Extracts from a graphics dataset
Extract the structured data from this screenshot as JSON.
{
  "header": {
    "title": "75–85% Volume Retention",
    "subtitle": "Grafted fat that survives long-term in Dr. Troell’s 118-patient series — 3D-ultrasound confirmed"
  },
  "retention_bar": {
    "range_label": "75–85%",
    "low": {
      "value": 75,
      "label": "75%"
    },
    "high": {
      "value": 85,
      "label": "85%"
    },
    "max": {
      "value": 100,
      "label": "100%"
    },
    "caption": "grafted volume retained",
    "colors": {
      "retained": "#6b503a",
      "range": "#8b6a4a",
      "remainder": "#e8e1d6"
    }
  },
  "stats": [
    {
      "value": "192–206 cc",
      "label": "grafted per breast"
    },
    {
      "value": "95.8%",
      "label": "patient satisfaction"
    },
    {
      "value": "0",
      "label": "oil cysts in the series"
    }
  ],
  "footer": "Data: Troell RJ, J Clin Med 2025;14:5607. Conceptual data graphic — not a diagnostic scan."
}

### [Aim of the task]
Restate all of the entries above precisely.

### [Complete output]
Extract the structured data from this screenshot as JSON.
{
  "header": {
    "title": "75–85% Volume Retention",
    "subtitle": "Grafted fat that survives long-term in Dr. Troell’s 118-patient series — 3D-ultrasound confirmed"
  },
  "retention_bar": {
    "range_label": "75–85%",
    "low": {
      "value": 75,
      "label": "75%"
    },
    "high": {
      "value": 85,
      "label": "85%"
    },
    "max": {
      "value": 100,
      "label": "100%"
    },
    "caption": "grafted volume retained",
    "colors": {
      "retained": "#6b503a",
      "range": "#8b6a4a",
      "remainder": "#e8e1d6"
    }
  },
  "stats": [
    {
      "value": "192–206 cc",
      "label": "grafted per breast"
    },
    {
      "value": "95.8%",
      "label": "patient satisfaction"
    },
    {
      "value": "0",
      "label": "oil cysts in the series"
    }
  ],
  "footer": "Data: Troell RJ, J Clin Med 2025;14:5607. Conceptual data graphic — not a diagnostic scan."
}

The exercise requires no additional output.